Following up on my own post, I had a little free time the other
day and decided to investigate whether this was feasible. Setting up the
necessary services on Amazon was trivial, including access control and block
storage. I tried s3fs first, and it worked, but it felt like there was
way too much i/o going on for that kind of data (which is pretty much what I
expected). Then I tried putting my bacula-sd on an EC2 node, writing to
files on EBS, and it worked great (spooling first to the “local”
drive on EC2). Throughput however was somewhat less than I was hoping
for, approx. 25% of what I get locally to spool and then to tape.
However, I found that there was NO performance penalty for running two jobs
concurrently. I didn’t try larger numbers, but my guess is you can
run a large number of concurrent jobs to get a pretty good effective
throughput, assuming you have lots of clients with similar data sizes.
Our problem is that 80% of our data is on one client, and it
would take 130 hours to do a full backup, and our backup window simply isn’t
that long. Then I thought I could break the FileSets into smaller pieces
and run multiple backup jobs in parallel (and I’m assuming that my client
is not the bottleneck). However, it wouldn’t run more than one job
on that client concurrently. Since I can run multiple clients
concurrently, I’m pretty sure my bacula-dir.conf and bacula-sd.conf
settings are correct, and my bacula-fd.conf specifies “Maximum Concurrent
Jobs = 20”… Any other reason why I couldn’t run say 5
parallel jobs with different filesets off the same client?
From: Peter Zenge [mailto:pzenge AT ilinc DOT com]
Sent: Tuesday, March 02, 2010 2:57 PM
To: bacula-users AT lists.sourceforge DOT net
Subject: [Bacula-users] Bacula to the Cloud
Hello,
2 year Bacula user but first-time poster. I’m currently dumping
about 1.6TB to LTO2 tapes every week and I’m looking to migrate to a new
storage medium.
The
obvious answer, I think, is a direct-attached disk array (which I would be able
to put in a remote gigabit-attached datacenter before too long). However,
I’m wondering if anyone is currently doing large (or what seem to me to
be large) backups to the cloud in some way? Assuming I have a gigabit
connection to the Internet from my datacenter, I’m wondering how feasible
it would be to either use something like Amazon S3 with s3fs (I’m
guessing way too much overhead to be efficient), or a bacula-SD implementation
on an EC2 node, using Elastic Block Store (EBS) as “local” disk,
and VPN (Amazon VPC) between my datacenter and the SD.
Substitute
your favorite cloud provider for Amazon above; I don’t use any right now
so not tied to any particular provider. It just seems like Amazon has all
the necessary pieces today.
To
do this, and keep customers comfortable with the idea of data in the cloud, we
would need to encrypt, so I’m also wondering if it would be possible for
the SD to encrypt the backup volume, rather than the FD encrypt the data before
sending it to SD (which is what we do now)? Easier to manage if we just
handled encryption in one place for all clients.
I
would love to hear what other people are either doing with Bacula and the
cloud, or why you have decided not to.
Pzenge
.at. ilinc .dot. com

→ **INFORMATION PROVIDED**:
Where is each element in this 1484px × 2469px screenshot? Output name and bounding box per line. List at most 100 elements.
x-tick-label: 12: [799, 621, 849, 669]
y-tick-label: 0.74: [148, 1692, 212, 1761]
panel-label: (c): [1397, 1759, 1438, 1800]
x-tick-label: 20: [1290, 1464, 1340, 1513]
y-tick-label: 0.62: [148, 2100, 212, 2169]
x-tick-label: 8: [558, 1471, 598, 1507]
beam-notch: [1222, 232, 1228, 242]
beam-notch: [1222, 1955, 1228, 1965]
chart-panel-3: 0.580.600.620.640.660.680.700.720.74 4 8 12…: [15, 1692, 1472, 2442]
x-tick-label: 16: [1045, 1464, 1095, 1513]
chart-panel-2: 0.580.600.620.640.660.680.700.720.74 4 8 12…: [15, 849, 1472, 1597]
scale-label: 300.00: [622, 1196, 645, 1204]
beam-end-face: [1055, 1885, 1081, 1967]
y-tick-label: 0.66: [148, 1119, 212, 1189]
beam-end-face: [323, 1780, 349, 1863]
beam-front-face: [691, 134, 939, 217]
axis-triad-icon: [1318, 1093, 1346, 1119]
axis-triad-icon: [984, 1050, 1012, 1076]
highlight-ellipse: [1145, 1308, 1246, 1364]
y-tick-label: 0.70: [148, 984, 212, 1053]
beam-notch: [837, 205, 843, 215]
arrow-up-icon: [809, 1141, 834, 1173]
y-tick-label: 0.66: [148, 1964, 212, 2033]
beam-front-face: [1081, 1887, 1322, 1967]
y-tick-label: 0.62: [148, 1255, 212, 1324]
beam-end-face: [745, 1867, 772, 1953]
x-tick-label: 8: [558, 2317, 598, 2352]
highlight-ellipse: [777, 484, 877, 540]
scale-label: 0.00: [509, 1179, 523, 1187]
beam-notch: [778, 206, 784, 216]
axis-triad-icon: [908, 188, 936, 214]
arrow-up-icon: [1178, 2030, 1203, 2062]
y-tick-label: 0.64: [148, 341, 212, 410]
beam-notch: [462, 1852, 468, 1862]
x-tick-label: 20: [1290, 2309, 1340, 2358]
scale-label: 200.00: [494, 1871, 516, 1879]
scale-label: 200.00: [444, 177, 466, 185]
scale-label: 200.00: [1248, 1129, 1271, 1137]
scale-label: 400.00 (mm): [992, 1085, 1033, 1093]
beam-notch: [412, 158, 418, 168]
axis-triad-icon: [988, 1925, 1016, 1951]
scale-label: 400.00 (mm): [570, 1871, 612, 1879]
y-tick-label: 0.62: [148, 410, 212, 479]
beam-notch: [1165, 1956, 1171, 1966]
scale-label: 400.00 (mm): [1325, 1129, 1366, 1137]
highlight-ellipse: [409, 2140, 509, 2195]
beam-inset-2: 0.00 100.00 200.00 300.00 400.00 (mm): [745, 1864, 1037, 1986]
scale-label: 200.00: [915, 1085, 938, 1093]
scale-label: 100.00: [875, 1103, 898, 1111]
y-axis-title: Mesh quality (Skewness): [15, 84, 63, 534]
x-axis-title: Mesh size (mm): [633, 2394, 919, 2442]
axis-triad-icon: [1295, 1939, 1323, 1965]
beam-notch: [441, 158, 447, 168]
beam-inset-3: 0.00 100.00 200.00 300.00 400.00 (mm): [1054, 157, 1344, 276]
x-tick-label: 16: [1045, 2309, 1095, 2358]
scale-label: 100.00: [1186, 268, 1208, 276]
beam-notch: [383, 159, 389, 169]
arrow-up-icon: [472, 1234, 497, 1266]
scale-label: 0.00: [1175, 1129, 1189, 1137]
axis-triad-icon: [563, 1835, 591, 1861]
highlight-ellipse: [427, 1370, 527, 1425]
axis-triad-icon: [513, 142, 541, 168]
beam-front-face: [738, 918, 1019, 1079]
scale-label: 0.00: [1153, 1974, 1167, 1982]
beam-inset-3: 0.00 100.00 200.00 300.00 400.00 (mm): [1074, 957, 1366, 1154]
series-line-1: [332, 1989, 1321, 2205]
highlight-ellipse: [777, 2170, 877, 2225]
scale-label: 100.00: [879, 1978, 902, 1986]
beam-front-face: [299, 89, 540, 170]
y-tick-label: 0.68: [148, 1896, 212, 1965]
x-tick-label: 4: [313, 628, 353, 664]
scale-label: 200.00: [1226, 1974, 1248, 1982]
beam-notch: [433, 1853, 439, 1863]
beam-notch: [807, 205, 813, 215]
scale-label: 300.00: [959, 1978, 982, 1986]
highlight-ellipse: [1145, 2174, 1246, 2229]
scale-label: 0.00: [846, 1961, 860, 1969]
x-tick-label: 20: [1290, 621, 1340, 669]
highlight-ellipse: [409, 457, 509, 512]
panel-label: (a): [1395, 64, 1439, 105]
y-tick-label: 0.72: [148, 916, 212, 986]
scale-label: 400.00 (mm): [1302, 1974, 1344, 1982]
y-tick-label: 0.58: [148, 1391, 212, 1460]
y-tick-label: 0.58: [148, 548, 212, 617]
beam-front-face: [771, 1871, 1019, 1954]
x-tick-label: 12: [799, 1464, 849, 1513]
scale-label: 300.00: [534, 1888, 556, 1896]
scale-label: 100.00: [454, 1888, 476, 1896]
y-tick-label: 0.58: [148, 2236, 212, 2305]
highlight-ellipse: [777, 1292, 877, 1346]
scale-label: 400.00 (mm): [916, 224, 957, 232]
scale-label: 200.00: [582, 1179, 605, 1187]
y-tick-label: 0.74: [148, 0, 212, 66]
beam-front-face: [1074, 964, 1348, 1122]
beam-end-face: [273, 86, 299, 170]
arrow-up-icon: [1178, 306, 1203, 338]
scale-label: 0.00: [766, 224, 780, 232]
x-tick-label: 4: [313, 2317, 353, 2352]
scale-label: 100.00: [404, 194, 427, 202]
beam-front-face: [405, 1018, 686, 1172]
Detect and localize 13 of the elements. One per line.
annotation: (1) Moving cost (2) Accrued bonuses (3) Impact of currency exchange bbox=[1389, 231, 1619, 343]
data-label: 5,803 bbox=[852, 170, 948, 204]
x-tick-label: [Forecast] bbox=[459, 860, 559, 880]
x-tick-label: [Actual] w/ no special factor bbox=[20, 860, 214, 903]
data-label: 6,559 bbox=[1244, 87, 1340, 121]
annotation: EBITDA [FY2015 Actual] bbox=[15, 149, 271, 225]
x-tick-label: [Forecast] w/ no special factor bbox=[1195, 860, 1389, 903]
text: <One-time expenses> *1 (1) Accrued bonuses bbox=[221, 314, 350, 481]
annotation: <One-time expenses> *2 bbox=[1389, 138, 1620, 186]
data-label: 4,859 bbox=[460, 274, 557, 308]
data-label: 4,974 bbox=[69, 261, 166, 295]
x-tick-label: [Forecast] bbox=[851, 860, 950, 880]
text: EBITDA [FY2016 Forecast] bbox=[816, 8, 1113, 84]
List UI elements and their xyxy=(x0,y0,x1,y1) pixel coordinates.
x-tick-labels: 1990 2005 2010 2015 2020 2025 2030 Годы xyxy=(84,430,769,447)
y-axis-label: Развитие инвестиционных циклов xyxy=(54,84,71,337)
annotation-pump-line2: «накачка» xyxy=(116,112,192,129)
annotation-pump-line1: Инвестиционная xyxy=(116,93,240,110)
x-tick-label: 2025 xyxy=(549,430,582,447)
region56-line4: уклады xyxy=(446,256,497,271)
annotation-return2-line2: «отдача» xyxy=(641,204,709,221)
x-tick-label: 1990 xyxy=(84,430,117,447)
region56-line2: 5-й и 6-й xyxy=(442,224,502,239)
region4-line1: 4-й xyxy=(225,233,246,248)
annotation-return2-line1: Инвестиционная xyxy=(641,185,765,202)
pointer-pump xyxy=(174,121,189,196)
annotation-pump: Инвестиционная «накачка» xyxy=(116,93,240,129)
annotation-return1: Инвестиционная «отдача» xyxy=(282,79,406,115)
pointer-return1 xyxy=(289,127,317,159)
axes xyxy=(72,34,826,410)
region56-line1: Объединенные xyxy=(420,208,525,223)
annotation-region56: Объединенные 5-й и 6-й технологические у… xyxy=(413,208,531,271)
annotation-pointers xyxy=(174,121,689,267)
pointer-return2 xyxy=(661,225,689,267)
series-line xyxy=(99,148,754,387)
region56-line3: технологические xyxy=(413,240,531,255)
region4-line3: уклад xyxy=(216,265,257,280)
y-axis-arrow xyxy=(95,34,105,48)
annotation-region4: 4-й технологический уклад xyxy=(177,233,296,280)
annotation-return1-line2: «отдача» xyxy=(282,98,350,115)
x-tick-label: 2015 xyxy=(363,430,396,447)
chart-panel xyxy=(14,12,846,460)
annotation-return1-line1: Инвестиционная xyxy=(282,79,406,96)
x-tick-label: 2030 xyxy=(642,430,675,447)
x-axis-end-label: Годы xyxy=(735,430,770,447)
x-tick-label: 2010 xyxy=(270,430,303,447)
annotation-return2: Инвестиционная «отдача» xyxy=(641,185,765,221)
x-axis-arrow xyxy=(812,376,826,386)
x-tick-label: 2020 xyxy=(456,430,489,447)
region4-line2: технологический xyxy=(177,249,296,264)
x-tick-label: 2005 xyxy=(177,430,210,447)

→ **WHAT TO DO**:
In the Bacula forum thread, how did the throughput of a bacula-sd on an EC2 node writing to EBS compare with local spooling to tape? The entries come from a different source than the Bacula forum thread.

→ **EXERCISE RESULT**:
It was approximately 25% of the local throughput.